Stored data
....

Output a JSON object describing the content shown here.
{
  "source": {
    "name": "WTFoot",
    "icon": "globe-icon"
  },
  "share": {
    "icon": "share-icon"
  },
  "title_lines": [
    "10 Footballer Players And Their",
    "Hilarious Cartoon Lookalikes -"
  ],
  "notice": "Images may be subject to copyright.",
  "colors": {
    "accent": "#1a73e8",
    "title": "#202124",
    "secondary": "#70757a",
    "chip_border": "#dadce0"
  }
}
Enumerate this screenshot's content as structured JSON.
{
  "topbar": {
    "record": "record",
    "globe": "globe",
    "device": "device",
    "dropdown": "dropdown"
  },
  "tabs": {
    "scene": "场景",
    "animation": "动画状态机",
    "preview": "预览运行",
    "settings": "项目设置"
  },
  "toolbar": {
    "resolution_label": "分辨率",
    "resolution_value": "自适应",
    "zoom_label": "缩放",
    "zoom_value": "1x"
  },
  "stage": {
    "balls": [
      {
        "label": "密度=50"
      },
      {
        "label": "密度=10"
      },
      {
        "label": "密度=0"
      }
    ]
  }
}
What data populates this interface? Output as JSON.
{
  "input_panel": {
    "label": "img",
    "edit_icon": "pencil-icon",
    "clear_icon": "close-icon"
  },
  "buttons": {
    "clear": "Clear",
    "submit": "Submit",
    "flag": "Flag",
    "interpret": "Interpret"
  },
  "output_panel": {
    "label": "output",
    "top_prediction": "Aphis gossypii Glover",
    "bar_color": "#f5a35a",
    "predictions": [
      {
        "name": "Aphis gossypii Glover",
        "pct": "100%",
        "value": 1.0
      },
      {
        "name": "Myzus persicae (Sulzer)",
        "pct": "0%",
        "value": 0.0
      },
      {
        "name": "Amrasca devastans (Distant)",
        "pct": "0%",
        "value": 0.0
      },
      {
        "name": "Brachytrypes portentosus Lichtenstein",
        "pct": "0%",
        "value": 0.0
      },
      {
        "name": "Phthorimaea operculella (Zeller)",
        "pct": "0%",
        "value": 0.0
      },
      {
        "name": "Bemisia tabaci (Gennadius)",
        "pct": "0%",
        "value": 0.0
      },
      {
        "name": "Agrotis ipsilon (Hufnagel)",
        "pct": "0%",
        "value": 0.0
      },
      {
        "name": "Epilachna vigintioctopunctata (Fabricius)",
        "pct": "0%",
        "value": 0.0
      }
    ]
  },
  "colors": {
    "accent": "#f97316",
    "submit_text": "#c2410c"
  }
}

....

Brief — Reply with nothing but a number: how many lines of the entries above contain the string "gossypii"?

Complete output — 2